* start *
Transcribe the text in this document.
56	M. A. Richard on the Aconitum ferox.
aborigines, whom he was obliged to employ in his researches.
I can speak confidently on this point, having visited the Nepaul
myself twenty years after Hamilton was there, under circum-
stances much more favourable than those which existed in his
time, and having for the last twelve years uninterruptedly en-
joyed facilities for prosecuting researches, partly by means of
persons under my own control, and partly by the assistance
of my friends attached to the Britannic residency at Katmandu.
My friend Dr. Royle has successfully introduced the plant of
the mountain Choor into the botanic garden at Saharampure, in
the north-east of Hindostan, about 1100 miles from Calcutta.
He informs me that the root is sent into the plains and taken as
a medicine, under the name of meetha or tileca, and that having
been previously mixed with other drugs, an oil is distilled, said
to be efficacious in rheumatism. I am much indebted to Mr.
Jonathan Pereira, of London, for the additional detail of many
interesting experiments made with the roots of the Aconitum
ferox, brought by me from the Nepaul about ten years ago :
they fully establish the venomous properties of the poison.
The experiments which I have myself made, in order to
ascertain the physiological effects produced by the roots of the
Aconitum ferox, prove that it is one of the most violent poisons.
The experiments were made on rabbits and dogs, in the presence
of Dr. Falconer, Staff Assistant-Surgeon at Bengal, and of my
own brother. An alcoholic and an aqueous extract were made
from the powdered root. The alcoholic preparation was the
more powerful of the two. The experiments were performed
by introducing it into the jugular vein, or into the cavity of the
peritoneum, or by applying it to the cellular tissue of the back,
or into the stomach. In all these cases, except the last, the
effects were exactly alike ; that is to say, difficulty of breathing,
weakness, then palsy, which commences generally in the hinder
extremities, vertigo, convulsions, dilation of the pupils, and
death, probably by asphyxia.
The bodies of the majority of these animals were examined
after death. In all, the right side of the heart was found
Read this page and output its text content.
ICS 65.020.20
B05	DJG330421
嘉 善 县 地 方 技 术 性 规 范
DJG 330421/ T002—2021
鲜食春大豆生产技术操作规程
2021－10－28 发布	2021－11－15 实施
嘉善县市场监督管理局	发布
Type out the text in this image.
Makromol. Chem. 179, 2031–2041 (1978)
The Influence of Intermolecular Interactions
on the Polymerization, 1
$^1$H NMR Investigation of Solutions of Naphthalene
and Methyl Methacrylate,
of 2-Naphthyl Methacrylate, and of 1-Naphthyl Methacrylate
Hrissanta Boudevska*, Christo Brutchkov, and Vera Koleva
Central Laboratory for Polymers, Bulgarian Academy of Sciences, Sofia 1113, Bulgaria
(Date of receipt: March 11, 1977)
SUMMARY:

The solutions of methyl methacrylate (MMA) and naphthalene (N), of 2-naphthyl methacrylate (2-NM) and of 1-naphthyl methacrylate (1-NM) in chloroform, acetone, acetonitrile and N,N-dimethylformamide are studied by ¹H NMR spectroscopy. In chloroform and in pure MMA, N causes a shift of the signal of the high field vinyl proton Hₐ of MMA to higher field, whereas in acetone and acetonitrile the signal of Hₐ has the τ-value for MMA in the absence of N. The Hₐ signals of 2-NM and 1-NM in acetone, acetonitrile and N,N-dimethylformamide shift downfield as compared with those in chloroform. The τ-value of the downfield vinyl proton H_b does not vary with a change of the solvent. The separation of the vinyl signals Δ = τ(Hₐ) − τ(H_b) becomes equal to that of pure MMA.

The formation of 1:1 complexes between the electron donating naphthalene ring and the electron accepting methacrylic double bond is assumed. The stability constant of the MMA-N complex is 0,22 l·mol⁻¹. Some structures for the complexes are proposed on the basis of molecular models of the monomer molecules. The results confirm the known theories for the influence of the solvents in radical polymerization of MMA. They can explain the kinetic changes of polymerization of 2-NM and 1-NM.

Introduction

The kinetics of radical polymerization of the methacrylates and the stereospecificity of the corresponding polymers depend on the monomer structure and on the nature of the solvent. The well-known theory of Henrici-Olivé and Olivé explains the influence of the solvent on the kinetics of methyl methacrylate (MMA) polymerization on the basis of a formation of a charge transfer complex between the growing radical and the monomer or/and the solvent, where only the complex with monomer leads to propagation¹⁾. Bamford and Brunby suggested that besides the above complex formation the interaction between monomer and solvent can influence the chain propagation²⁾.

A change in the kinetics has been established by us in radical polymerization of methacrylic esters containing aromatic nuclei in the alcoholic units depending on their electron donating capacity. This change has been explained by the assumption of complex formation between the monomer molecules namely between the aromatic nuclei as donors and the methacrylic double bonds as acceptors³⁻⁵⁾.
* end *
■ EXERCISE OBJECTIVE: Transcribe the material above word for word.

■ SOLVED EXERCISE:
Transcribe the text in this document.
56	M. A. Richard on the Aconitum ferox.
aborigines, whom he was obliged to employ in his researches.
I can speak confidently on this point, having visited the Nepaul
myself twenty years after Hamilton was there, under circum-
stances much more favourable than those which existed in his
time, and having for the last twelve years uninterruptedly en-
joyed facilities for prosecuting researches, partly by means of
persons under my own control, and partly by the assistance
of my friends attached to the Britannic residency at Katmandu.
My friend Dr. Royle has successfully introduced the plant of
the mountain Choor into the botanic garden at Saharampure, in
the north-east of Hindostan, about 1100 miles from Calcutta.
He informs me that the root is sent into the plains and taken as
a medicine, under the name of meetha or tileca, and that having
been previously mixed with other drugs, an oil is distilled, said
to be efficacious in rheumatism. I am much indebted to Mr.
Jonathan Pereira, of London, for the additional detail of many
interesting experiments made with the roots of the Aconitum
ferox, brought by me from the Nepaul about ten years ago :
they fully establish the venomous properties of the poison.
The experiments which I have myself made, in order to
ascertain the physiological effects produced by the roots of the
Aconitum ferox, prove that it is one of the most violent poisons.
The experiments were made on rabbits and dogs, in the presence
of Dr. Falconer, Staff Assistant-Surgeon at Bengal, and of my
own brother. An alcoholic and an aqueous extract were made
from the powdered root. The alcoholic preparation was the
more powerful of the two. The experiments were performed
by introducing it into the jugular vein, or into the cavity of the
peritoneum, or by applying it to the cellular tissue of the back,
or into the stomach. In all these cases, except the last, the
effects were exactly alike ; that is to say, difficulty of breathing,
weakness, then palsy, which commences generally in the hinder
extremities, vertigo, convulsions, dilation of the pupils, and
death, probably by asphyxia.
The bodies of the majority of these animals were examined
after death. In all, the right side of the heart was found
Read this page and output its text content.
ICS 65.020.20
B05	DJG330421
嘉 善 县 地 方 技 术 性 规 范
DJG 330421/ T002—2021
鲜食春大豆生产技术操作规程
2021－10－28 发布	2021－11－15 实施
嘉善县市场监督管理局	发布
Type out the text in this image.
Makromol. Chem. 179, 2031–2041 (1978)
The Influence of Intermolecular Interactions
on the Polymerization, 1
$^1$H NMR Investigation of Solutions of Naphthalene
and Methyl Methacrylate,
of 2-Naphthyl Methacrylate, and of 1-Naphthyl Methacrylate
Hrissanta Boudevska*, Christo Brutchkov, and Vera Koleva
Central Laboratory for Polymers, Bulgarian Academy of Sciences, Sofia 1113, Bulgaria
(Date of receipt: March 11, 1977)
SUMMARY:

The solutions of methyl methacrylate (MMA) and naphthalene (N), of 2-naphthyl methacrylate (2-NM) and of 1-naphthyl methacrylate (1-NM) in chloroform, acetone, acetonitrile and N,N-dimethylformamide are studied by ¹H NMR spectroscopy. In chloroform and in pure MMA, N causes a shift of the signal of the high field vinyl proton Hₐ of MMA to higher field, whereas in acetone and acetonitrile the signal of Hₐ has the τ-value for MMA in the absence of N. The Hₐ signals of 2-NM and 1-NM in acetone, acetonitrile and N,N-dimethylformamide shift downfield as compared with those in chloroform. The τ-value of the downfield vinyl proton H_b does not vary with a change of the solvent. The separation of the vinyl signals Δ = τ(Hₐ) − τ(H_b) becomes equal to that of pure MMA.

The formation of 1:1 complexes between the electron donating naphthalene ring and the electron accepting methacrylic double bond is assumed. The stability constant of the MMA-N complex is 0,22 l·mol⁻¹. Some structures for the complexes are proposed on the basis of molecular models of the monomer molecules. The results confirm the known theories for the influence of the solvents in radical polymerization of MMA. They can explain the kinetic changes of polymerization of 2-NM and 1-NM.

Introduction

The kinetics of radical polymerization of the methacrylates and the stereospecificity of the corresponding polymers depend on the monomer structure and on the nature of the solvent. The well-known theory of Henrici-Olivé and Olivé explains the influence of the solvent on the kinetics of methyl methacrylate (MMA) polymerization on the basis of a formation of a charge transfer complex between the growing radical and the monomer or/and the solvent, where only the complex with monomer leads to propagation¹⁾. Bamford and Brunby suggested that besides the above complex formation the interaction between monomer and solvent can influence the chain propagation²⁾.

A change in the kinetics has been established by us in radical polymerization of methacrylic esters containing aromatic nuclei in the alcoholic units depending on their electron donating capacity. This change has been explained by the assumption of complex formation between the monomer molecules namely between the aromatic nuclei as donors and the methacrylic double bonds as acceptors³⁻⁵⁾.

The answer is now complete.